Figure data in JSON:
--- START ---

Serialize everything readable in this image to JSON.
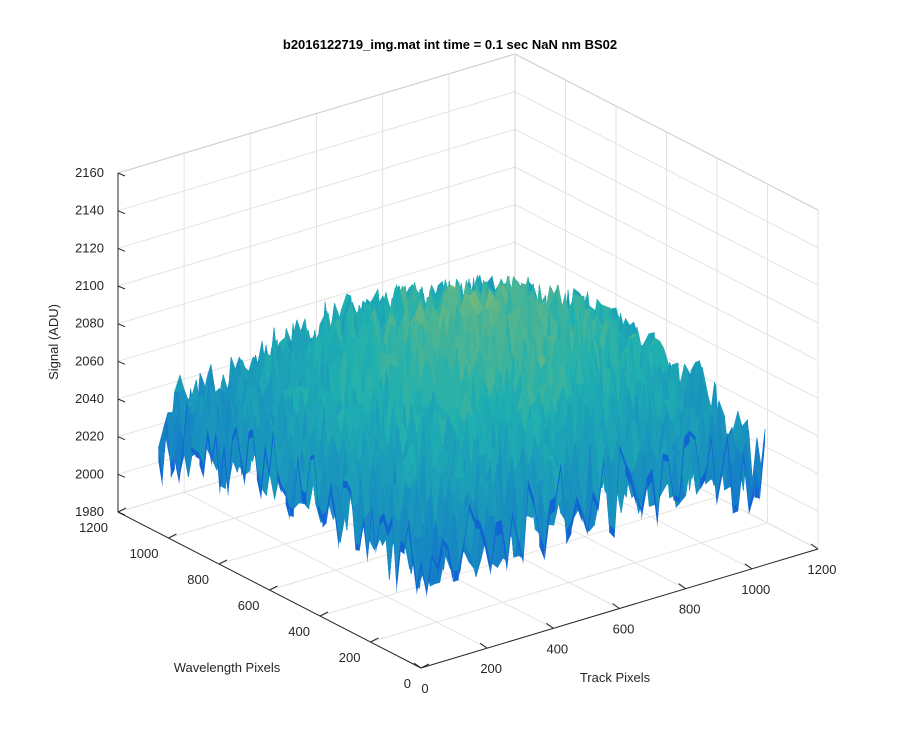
{
  "chart_data": {
    "type": "surface",
    "title": "b2016122719_img.mat int time = 0.1 sec  NaN nm BS02",
    "xlabel": "Track Pixels",
    "ylabel": "Wavelength Pixels",
    "zlabel": "Signal (ADU)",
    "xlim": [
      0,
      1200
    ],
    "ylim": [
      0,
      1200
    ],
    "zlim": [
      1980,
      2160
    ],
    "xticks": [
      "0",
      "200",
      "400",
      "600",
      "800",
      "1000",
      "1200"
    ],
    "yticks": [
      "0",
      "200",
      "400",
      "600",
      "800",
      "1000",
      "1200"
    ],
    "zticks": [
      "1980",
      "2000",
      "2020",
      "2040",
      "2060",
      "2080",
      "2100",
      "2120",
      "2140",
      "2160"
    ],
    "grid": true,
    "colormap": "parula",
    "data_extent": {
      "x": [
        0,
        1040
      ],
      "y": [
        0,
        1040
      ]
    },
    "approx_surface": {
      "description_of_trend": "Signal rises from ~2030 near the low-x/low-y corner to ~2080-2090 in the middle region, with high-frequency noise of roughly +/-25 ADU",
      "sample_grid": {
        "x": [
          0,
          208,
          416,
          624,
          832,
          1040
        ],
        "y": [
          0,
          208,
          416,
          624,
          832,
          1040
        ],
        "z": [
          [
            2030,
            2040,
            2045,
            2045,
            2040,
            2035
          ],
          [
            2040,
            2055,
            2062,
            2062,
            2055,
            2045
          ],
          [
            2045,
            2062,
            2075,
            2078,
            2068,
            2052
          ],
          [
            2045,
            2065,
            2080,
            2085,
            2072,
            2055
          ],
          [
            2040,
            2060,
            2075,
            2078,
            2065,
            2050
          ],
          [
            2032,
            2045,
            2055,
            2056,
            2050,
            2040
          ]
        ]
      }
    }
  },
  "colors": {
    "low": "#0f5fd6",
    "mid": "#1fb0b0",
    "high": "#d9c23a"
  }
}
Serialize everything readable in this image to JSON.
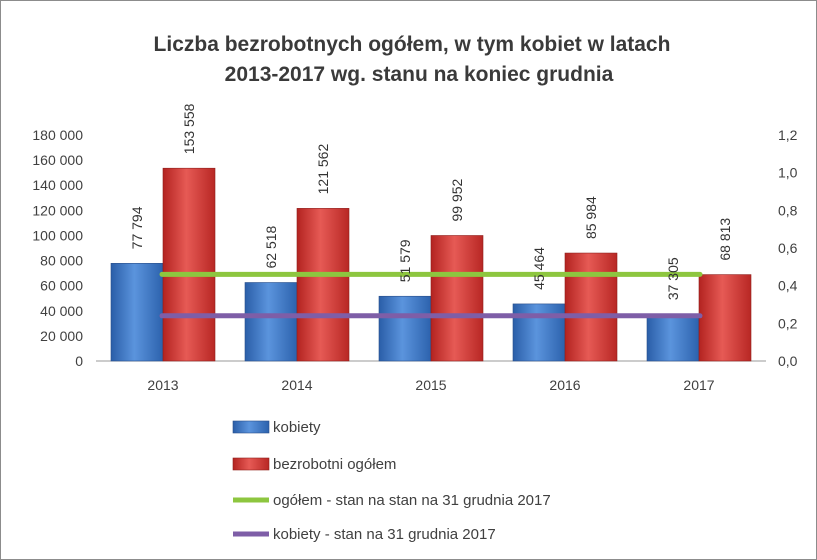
{
  "chart_data": {
    "type": "bar",
    "title_lines": [
      "Liczba bezrobotnych  ogółem, w tym kobiet w latach",
      "2013-2017 wg. stanu na koniec grudnia"
    ],
    "categories": [
      "2013",
      "2014",
      "2015",
      "2016",
      "2017"
    ],
    "series": [
      {
        "name": "kobiety",
        "values": [
          77794,
          62518,
          51579,
          45464,
          37305
        ],
        "value_labels": [
          "77 794",
          "62 518",
          "51 579",
          "45 464",
          "37 305"
        ],
        "color": "#3f79c7"
      },
      {
        "name": "bezrobotni ogółem",
        "values": [
          153558,
          121562,
          99952,
          85984,
          68813
        ],
        "value_labels": [
          "153 558",
          "121 562",
          "99 952",
          "85 984",
          "68 813"
        ],
        "color": "#d43d3a"
      }
    ],
    "lines": [
      {
        "name": "ogółem - stan na  stan na 31 grudnia 2017",
        "secondary_value": 0.46,
        "color": "#8dc63f"
      },
      {
        "name": "kobiety - stan na 31 grudnia 2017",
        "secondary_value": 0.24,
        "color": "#7e5ea7"
      }
    ],
    "y_primary": {
      "ylim": [
        0,
        180000
      ],
      "ticks": [
        0,
        20000,
        40000,
        60000,
        80000,
        100000,
        120000,
        140000,
        160000,
        180000
      ],
      "tick_labels": [
        "0",
        "20 000",
        "40 000",
        "60 000",
        "80 000",
        "100 000",
        "120 000",
        "140 000",
        "160 000",
        "180 000"
      ]
    },
    "y_secondary": {
      "ylim": [
        0,
        1.2
      ],
      "ticks": [
        0,
        0.2,
        0.4,
        0.6,
        0.8,
        1.0,
        1.2
      ],
      "tick_labels": [
        "0,0",
        "0,2",
        "0,4",
        "0,6",
        "0,8",
        "1,0",
        "1,2"
      ]
    },
    "grid": false,
    "legend_position": "bottom"
  }
}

--- END ---

## Task goal
Which lines hold the string "Pixels"? List them all.

## Answer
    "xlabel": "Track Pixels",
    "ylabel": "Wavelength Pixels",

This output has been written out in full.